Your tasks:
a - In the biography, from "Life and career" through "in West Newton.", swap "Snell & Gregerson" for "Snell and Gregerson".
b - Name every person mentioned in the biography other than Ober himself.
c - For each statement, say whether the biography supports it: (i) Ober graduated from Brown University in 1864. (ii) Ober's partnership with George D. Rand lasted until his death. (iii) Ober married Lucie E. Doten in 1872.

Source document:

^^^^^^^^

Joshua Foster Ober (1839-1896), usually known as J. Foster Ober, was an American architect. His work included the design of the Odd Fellows' Hall in Beverly, Massachusetts and an 1881 expansion to the Hotel Vendome in Boston. He died on August 12, 1896.

Life and career
Joshua Foster Ober was born September 1, 1839 in Beverly, Massachusetts. His mother was Hephzibah P. Ober and his father Samuel Ober. He attended Brown University in Providence, graduating in 1864. Moving to Boston, he entered the firm of Snell & Gregerson as a student. He remained there until 1867, when he traveled in Europe. Upon his return to Boston, he was employed by the firm of Bryant & Rogers, and established his own practice in 1872. Outside of a partnership with George D. Rand from 1877 to 1881, Ober practiced alone until his death, which occurred August 12, 1896 at his home in West Newton.

Personal life
He was married to Lucie E. Doten in 1880.

Works
Parish of the Messiah church building Foster Ober was commissioned to draw up plans of a church building located to the North and West of the Chapel (built in 1881)

^^^^^^^^

Data provided:
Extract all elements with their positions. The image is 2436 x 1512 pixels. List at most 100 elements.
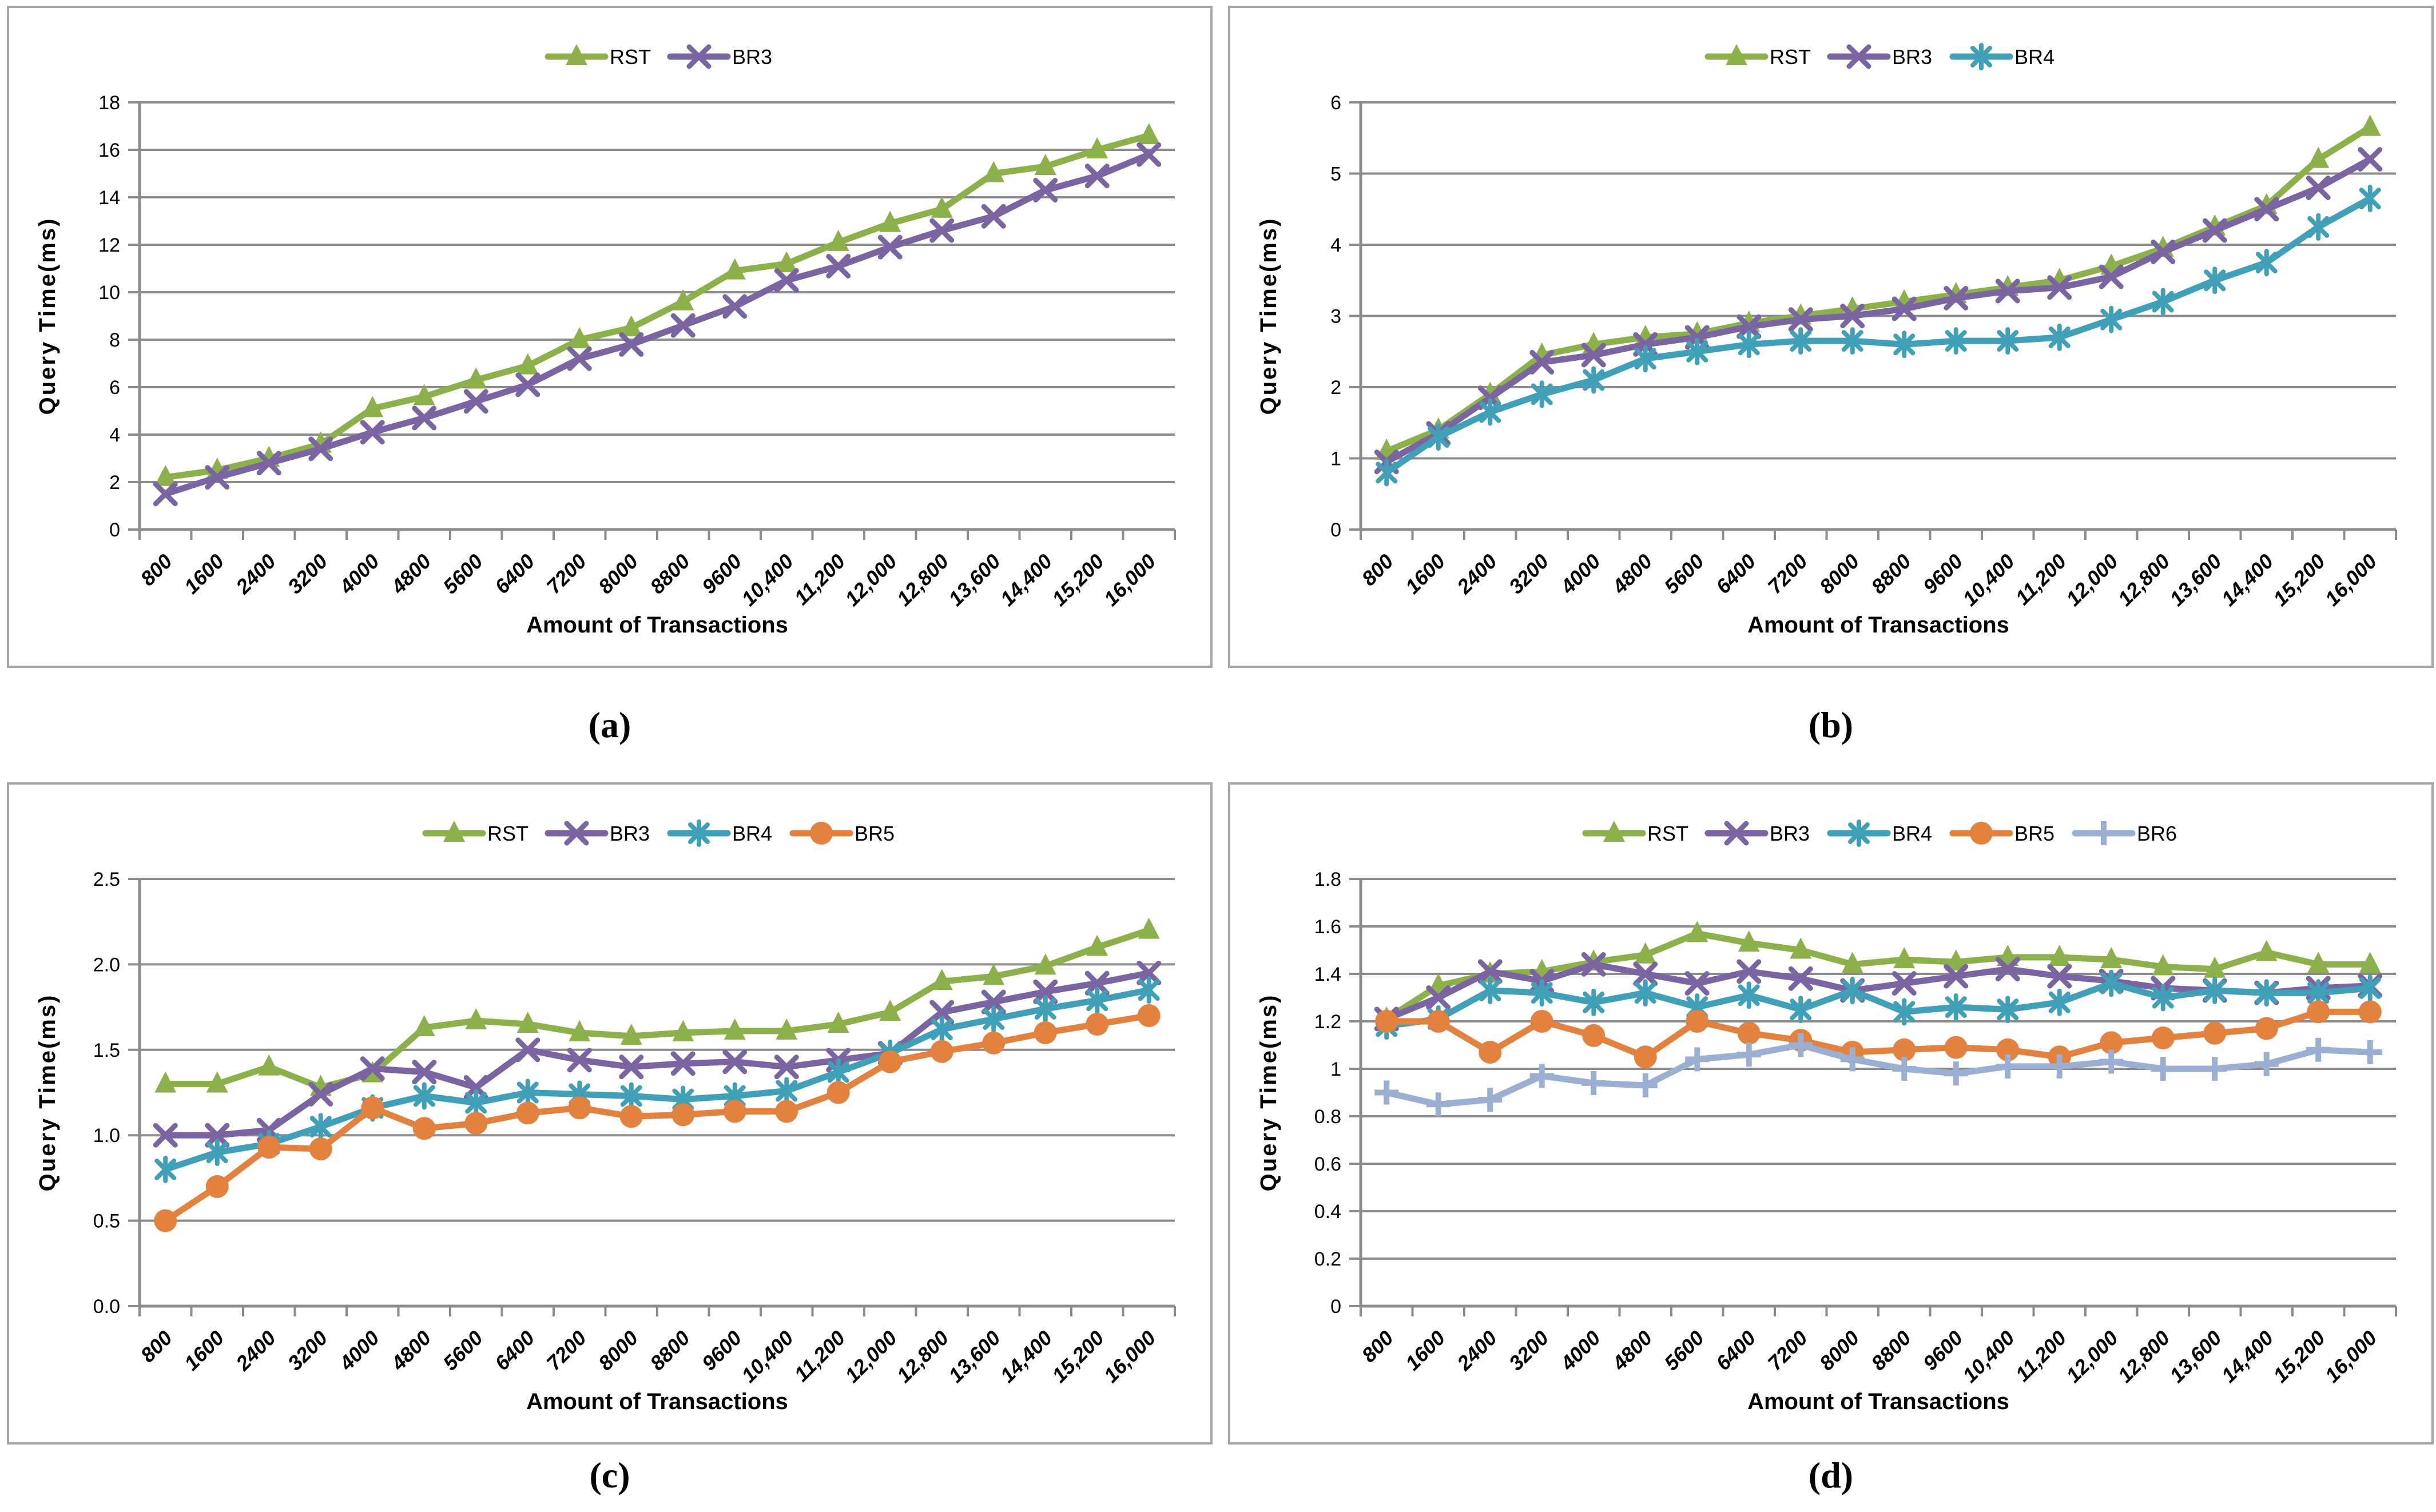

^^^^^^^^

Solutions below:
a -
Life and career
Joshua Foster Ober was born September 1, 1839 in Beverly, Massachusetts. His mother was Hephzibah P. Ober and his father Samuel Ober. He attended Brown University in Providence, graduating in 1864. Moving to Boston, he entered the firm of Snell and Gregerson as a student. He remained there until 1867, when he traveled in Europe. Upon his return to Boston, he was employed by the firm of Bryant & Rogers, and established his own practice in 1872. Outside of a partnership with George D. Rand from 1877 to 1881, Ober practiced alone until his death, which occurred August 12, 1896 at his home in West Newton.

b - Hephzibah P. Ober, Samuel Ober, George D. Rand, Lucie E. Doten

c -
(i) Yes: "He attended Brown University in Providence, graduating in 1864."
(ii) No: "Outside of a partnership with George D. Rand from 1877 to 1881, Ober practiced alone until his death"
(iii) No: "He was married to Lucie E. Doten in 1880."